◆ **WORK TO BE COMPLETED**
Pictures are not part of the copy; repeat everything else in the records exactly.

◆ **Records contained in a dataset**

──────────

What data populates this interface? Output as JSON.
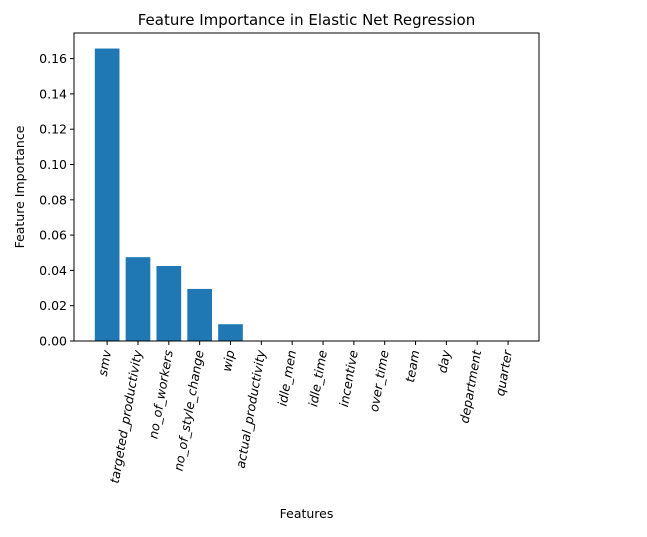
{
  "chart_data": {
    "type": "bar",
    "title": "Feature Importance in Elastic Net Regression",
    "xlabel": "Features",
    "ylabel": "Feature Importance",
    "categories": [
      "smv",
      "targeted_productivity",
      "no_of_workers",
      "no_of_style_change",
      "wip",
      "actual_productivity",
      "idle_men",
      "idle_time",
      "incentive",
      "over_time",
      "team",
      "day",
      "department",
      "quarter"
    ],
    "values": [
      0.1657,
      0.0475,
      0.0425,
      0.0295,
      0.0095,
      0,
      0,
      0,
      0,
      0,
      0,
      0,
      0,
      0
    ],
    "ylim": [
      0,
      0.1745
    ],
    "yticks": [
      "0.00",
      "0.02",
      "0.04",
      "0.06",
      "0.08",
      "0.10",
      "0.12",
      "0.14",
      "0.16"
    ],
    "grid": false,
    "legend": "none",
    "bar_color": "#1f77b4"
  }
}
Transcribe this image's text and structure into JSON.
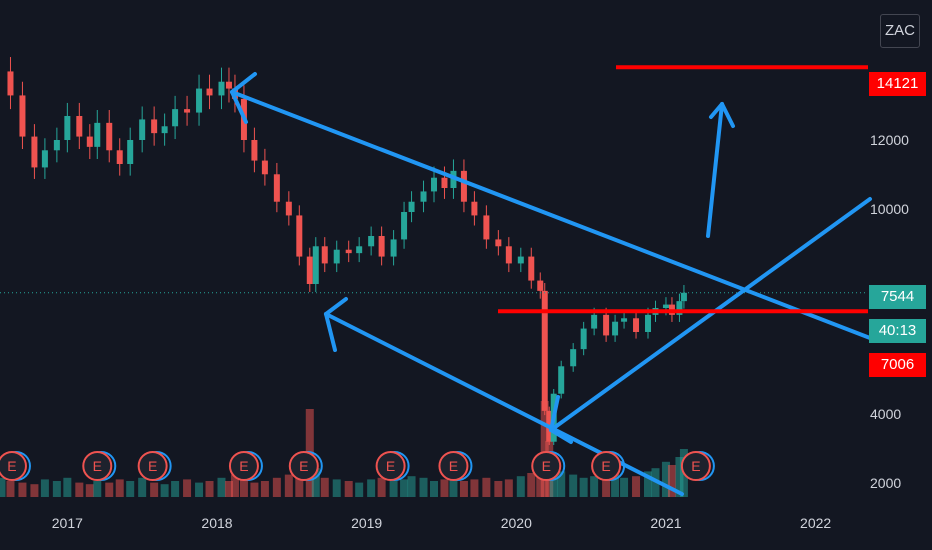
{
  "symbol_label": "ZAC",
  "colors": {
    "background": "#131722",
    "up_candle": "#26a69a",
    "down_candle": "#ef5350",
    "trendline": "#2196f3",
    "level_line": "#ff0000",
    "last_price_tag": "#26a69a",
    "level_tag": "#ff0000",
    "earnings_marker": "#ef5350"
  },
  "price_tags": {
    "target": "14121",
    "last_price": "7544",
    "countdown": "40:13",
    "support": "7006"
  },
  "earnings_marker_label": "E",
  "chart_data": {
    "type": "line",
    "title": "",
    "xlabel": "",
    "ylabel": "",
    "x_ticks": [
      "2017",
      "2018",
      "2019",
      "2020",
      "2021",
      "2022"
    ],
    "y_ticks": [
      2000,
      4000,
      10000,
      12000
    ],
    "ylim": [
      1500,
      15500
    ],
    "xlim": [
      2016.55,
      2022.35
    ],
    "grid": false,
    "legend": "none",
    "series": [
      {
        "x": [
          2016.56,
          2016.62,
          2016.7,
          2016.78,
          2016.85,
          2016.93,
          2017.0,
          2017.08,
          2017.15,
          2017.2,
          2017.28,
          2017.35,
          2017.42,
          2017.5,
          2017.58,
          2017.65,
          2017.72,
          2017.8,
          2017.88,
          2017.95,
          2018.03,
          2018.08,
          2018.12,
          2018.18,
          2018.25,
          2018.32,
          2018.4,
          2018.48,
          2018.55,
          2018.62,
          2018.66,
          2018.72,
          2018.8,
          2018.88,
          2018.95,
          2019.03,
          2019.1,
          2019.18,
          2019.25,
          2019.3,
          2019.38,
          2019.45,
          2019.52,
          2019.58,
          2019.65,
          2019.72,
          2019.8,
          2019.88,
          2019.95,
          2020.03,
          2020.1,
          2020.16,
          2020.19,
          2020.22,
          2020.25,
          2020.3,
          2020.38,
          2020.45,
          2020.52,
          2020.6,
          2020.66,
          2020.72,
          2020.8,
          2020.88,
          2020.93,
          2021.0,
          2021.04,
          2021.09,
          2021.12
        ],
        "y": [
          14000,
          13300,
          12100,
          11200,
          11700,
          12000,
          12700,
          12100,
          11800,
          12500,
          11700,
          11300,
          12000,
          12600,
          12200,
          12400,
          12900,
          12800,
          13500,
          13300,
          13700,
          13500,
          13200,
          12000,
          11400,
          11000,
          10200,
          9800,
          8600,
          7800,
          8900,
          8400,
          8800,
          8700,
          8900,
          9200,
          8600,
          9100,
          9900,
          10200,
          10500,
          10900,
          10600,
          11100,
          10200,
          9800,
          9100,
          8900,
          8400,
          8600,
          7900,
          7600,
          4100,
          3200,
          4600,
          5400,
          5900,
          6500,
          6900,
          6300,
          6700,
          6800,
          6400,
          6900,
          7100,
          7200,
          6900,
          7300,
          7544
        ],
        "volume": [
          12,
          10,
          9,
          8,
          11,
          10,
          12,
          9,
          8,
          10,
          9,
          11,
          10,
          12,
          9,
          8,
          10,
          11,
          9,
          10,
          12,
          10,
          14,
          11,
          9,
          10,
          12,
          14,
          16,
          55,
          18,
          12,
          11,
          10,
          9,
          11,
          12,
          10,
          11,
          13,
          12,
          10,
          11,
          12,
          10,
          11,
          12,
          10,
          11,
          13,
          15,
          25,
          60,
          35,
          20,
          16,
          14,
          12,
          13,
          15,
          14,
          12,
          13,
          16,
          18,
          22,
          20,
          25,
          30
        ]
      }
    ],
    "annotations": [
      {
        "type": "horizontal-level",
        "value": 14121
      },
      {
        "type": "horizontal-level",
        "value": 7006
      },
      {
        "type": "earnings-events",
        "label": "E",
        "x": [
          2016.63,
          2017.2,
          2017.57,
          2018.18,
          2018.58,
          2019.16,
          2019.58,
          2020.2,
          2020.6,
          2021.2
        ]
      }
    ]
  }
}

──────────

◆ **RESPONSE**
What data populates this interface? Output as JSON.
{
  "chart_data": {
    "type": "bar",
    "title": "Feature Importance in Elastic Net Regression",
    "xlabel": "Features",
    "ylabel": "Feature Importance",
    "categories": [
      "smv",
      "targeted_productivity",
      "no_of_workers",
      "no_of_style_change",
      "wip",
      "actual_productivity",
      "idle_men",
      "idle_time",
      "incentive",
      "over_time",
      "team",
      "day",
      "department",
      "quarter"
    ],
    "values": [
      0.1657,
      0.0475,
      0.0425,
      0.0295,
      0.0095,
      0,
      0,
      0,
      0,
      0,
      0,
      0,
      0,
      0
    ],
    "ylim": [
      0,
      0.1745
    ],
    "yticks": [
      "0.00",
      "0.02",
      "0.04",
      "0.06",
      "0.08",
      "0.10",
      "0.12",
      "0.14",
      "0.16"
    ],
    "grid": false,
    "legend": "none",
    "bar_color": "#1f77b4"
  }
}
Transcribe this image's text and structure into JSON.
{
  "symbol_label": "ZAC",
  "colors": {
    "background": "#131722",
    "up_candle": "#26a69a",
    "down_candle": "#ef5350",
    "trendline": "#2196f3",
    "level_line": "#ff0000",
    "last_price_tag": "#26a69a",
    "level_tag": "#ff0000",
    "earnings_marker": "#ef5350"
  },
  "price_tags": {
    "target": "14121",
    "last_price": "7544",
    "countdown": "40:13",
    "support": "7006"
  },
  "earnings_marker_label": "E",
  "chart_data": {
    "type": "line",
    "title": "",
    "xlabel": "",
    "ylabel": "",
    "x_ticks": [
      "2017",
      "2018",
      "2019",
      "2020",
      "2021",
      "2022"
    ],
    "y_ticks": [
      2000,
      4000,
      10000,
      12000
    ],
    "ylim": [
      1500,
      15500
    ],
    "xlim": [
      2016.55,
      2022.35
    ],
    "grid": false,
    "legend": "none",
    "series": [
      {
        "x": [
          2016.56,
          2016.62,
          2016.7,
          2016.78,
          2016.85,
          2016.93,
          2017.0,
          2017.08,
          2017.15,
          2017.2,
          2017.28,
          2017.35,
          2017.42,
          2017.5,
          2017.58,
          2017.65,
          2017.72,
          2017.8,
          2017.88,
          2017.95,
          2018.03,
          2018.08,
          2018.12,
          2018.18,
          2018.25,
          2018.32,
          2018.4,
          2018.48,
          2018.55,
          2018.62,
          2018.66,
          2018.72,
          2018.8,
          2018.88,
          2018.95,
          2019.03,
          2019.1,
          2019.18,
          2019.25,
          2019.3,
          2019.38,
          2019.45,
          2019.52,
          2019.58,
          2019.65,
          2019.72,
          2019.8,
          2019.88,
          2019.95,
          2020.03,
          2020.1,
          2020.16,
          2020.19,
          2020.22,
          2020.25,
          2020.3,
          2020.38,
          2020.45,
          2020.52,
          2020.6,
          2020.66,
          2020.72,
          2020.8,
          2020.88,
          2020.93,
          2021.0,
          2021.04,
          2021.09,
          2021.12
        ],
        "y": [
          14000,
          13300,
          12100,
          11200,
          11700,
          12000,
          12700,
          12100,
          11800,
          12500,
          11700,
          11300,
          12000,
          12600,
          12200,
          12400,
          12900,
          12800,
          13500,
          13300,
          13700,
          13500,
          13200,
          12000,
          11400,
          11000,
          10200,
          9800,
          8600,
          7800,
          8900,
          8400,
          8800,
          8700,
          8900,
          9200,
          8600,
          9100,
          9900,
          10200,
          10500,
          10900,
          10600,
          11100,
          10200,
          9800,
          9100,
          8900,
          8400,
          8600,
          7900,
          7600,
          4100,
          3200,
          4600,
          5400,
          5900,
          6500,
          6900,
          6300,
          6700,
          6800,
          6400,
          6900,
          7100,
          7200,
          6900,
          7300,
          7544
        ],
        "volume": [
          12,
          10,
          9,
          8,
          11,
          10,
          12,
          9,
          8,
          10,
          9,
          11,
          10,
          12,
          9,
          8,
          10,
          11,
          9,
          10,
          12,
          10,
          14,
          11,
          9,
          10,
          12,
          14,
          16,
          55,
          18,
          12,
          11,
          10,
          9,
          11,
          12,
          10,
          11,
          13,
          12,
          10,
          11,
          12,
          10,
          11,
          12,
          10,
          11,
          13,
          15,
          25,
          60,
          35,
          20,
          16,
          14,
          12,
          13,
          15,
          14,
          12,
          13,
          16,
          18,
          22,
          20,
          25,
          30
        ]
      }
    ],
    "annotations": [
      {
        "type": "horizontal-level",
        "value": 14121
      },
      {
        "type": "horizontal-level",
        "value": 7006
      },
      {
        "type": "earnings-events",
        "label": "E",
        "x": [
          2016.63,
          2017.2,
          2017.57,
          2018.18,
          2018.58,
          2019.16,
          2019.58,
          2020.2,
          2020.6,
          2021.2
        ]
      }
    ]
  }
}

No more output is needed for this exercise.